#### INPUT FOR THIS TASK ####

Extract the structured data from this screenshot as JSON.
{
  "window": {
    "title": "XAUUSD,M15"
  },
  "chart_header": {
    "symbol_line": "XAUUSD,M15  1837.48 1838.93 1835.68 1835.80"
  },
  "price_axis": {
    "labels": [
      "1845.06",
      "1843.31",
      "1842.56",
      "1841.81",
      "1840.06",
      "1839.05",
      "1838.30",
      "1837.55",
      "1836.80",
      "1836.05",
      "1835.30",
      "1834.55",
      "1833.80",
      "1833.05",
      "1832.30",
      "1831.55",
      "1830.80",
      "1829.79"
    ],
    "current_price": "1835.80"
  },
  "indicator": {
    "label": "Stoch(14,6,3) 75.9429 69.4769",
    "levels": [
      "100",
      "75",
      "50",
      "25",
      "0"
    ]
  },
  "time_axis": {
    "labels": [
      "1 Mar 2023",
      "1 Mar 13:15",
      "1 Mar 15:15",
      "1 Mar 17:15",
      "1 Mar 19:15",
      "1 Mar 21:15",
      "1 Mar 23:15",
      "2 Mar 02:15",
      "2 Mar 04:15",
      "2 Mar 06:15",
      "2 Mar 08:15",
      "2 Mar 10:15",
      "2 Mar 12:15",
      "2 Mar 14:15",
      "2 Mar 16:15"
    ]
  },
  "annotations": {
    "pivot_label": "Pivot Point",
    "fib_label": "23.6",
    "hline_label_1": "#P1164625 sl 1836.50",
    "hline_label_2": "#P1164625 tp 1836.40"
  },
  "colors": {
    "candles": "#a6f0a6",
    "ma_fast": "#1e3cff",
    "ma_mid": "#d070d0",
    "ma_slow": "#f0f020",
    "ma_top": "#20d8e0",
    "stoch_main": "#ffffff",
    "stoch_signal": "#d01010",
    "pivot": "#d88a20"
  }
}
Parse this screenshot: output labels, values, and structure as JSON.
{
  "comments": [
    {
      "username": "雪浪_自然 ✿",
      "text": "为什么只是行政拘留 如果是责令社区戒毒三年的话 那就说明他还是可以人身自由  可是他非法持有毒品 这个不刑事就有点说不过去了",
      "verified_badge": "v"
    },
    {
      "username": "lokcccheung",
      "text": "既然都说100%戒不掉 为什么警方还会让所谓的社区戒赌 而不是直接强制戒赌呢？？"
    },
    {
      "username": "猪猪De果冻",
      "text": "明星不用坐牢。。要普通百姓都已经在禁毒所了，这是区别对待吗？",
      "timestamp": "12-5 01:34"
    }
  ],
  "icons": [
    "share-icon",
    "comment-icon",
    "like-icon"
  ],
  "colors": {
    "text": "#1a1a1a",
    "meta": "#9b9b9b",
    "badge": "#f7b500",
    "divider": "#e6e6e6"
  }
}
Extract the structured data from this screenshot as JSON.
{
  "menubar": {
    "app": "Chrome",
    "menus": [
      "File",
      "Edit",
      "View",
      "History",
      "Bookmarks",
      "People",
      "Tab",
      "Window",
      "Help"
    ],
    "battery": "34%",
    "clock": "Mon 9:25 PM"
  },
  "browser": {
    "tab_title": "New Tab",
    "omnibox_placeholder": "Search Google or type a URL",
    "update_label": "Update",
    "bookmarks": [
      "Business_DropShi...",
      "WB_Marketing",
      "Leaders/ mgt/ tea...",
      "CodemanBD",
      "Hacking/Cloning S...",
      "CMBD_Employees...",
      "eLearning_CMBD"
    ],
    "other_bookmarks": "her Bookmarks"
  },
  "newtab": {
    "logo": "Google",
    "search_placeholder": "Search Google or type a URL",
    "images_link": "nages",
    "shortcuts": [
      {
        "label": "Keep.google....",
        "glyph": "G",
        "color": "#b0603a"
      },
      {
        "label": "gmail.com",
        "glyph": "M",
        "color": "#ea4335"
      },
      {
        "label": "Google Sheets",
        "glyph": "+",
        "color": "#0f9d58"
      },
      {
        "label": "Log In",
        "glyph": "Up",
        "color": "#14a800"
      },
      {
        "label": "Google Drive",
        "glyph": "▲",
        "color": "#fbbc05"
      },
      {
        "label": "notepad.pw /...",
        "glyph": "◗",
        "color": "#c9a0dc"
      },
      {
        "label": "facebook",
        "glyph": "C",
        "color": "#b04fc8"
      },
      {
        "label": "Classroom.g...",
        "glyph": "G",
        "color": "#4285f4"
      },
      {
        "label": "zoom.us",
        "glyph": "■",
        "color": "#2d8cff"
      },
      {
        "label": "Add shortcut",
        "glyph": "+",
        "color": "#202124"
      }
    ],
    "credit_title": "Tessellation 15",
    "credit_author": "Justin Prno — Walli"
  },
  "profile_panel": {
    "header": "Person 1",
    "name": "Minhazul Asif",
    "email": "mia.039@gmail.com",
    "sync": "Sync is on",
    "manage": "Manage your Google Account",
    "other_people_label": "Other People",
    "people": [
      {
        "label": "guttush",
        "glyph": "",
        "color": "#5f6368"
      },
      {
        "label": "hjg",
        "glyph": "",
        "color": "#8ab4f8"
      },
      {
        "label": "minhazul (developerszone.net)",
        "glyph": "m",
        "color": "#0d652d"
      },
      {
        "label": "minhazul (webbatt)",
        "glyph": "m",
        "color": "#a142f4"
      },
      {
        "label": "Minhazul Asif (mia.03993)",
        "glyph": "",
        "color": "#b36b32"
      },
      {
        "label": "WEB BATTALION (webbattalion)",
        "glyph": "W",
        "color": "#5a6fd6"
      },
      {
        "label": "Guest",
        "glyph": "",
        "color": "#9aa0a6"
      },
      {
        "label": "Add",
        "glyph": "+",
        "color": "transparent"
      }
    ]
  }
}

####

* EXERCISE TASK:
Extract every line that has the string "Asif" in it.

* THE SOLUTION:
    "name": "Minhazul Asif",
        "label": "Minhazul Asif (mia.03993)",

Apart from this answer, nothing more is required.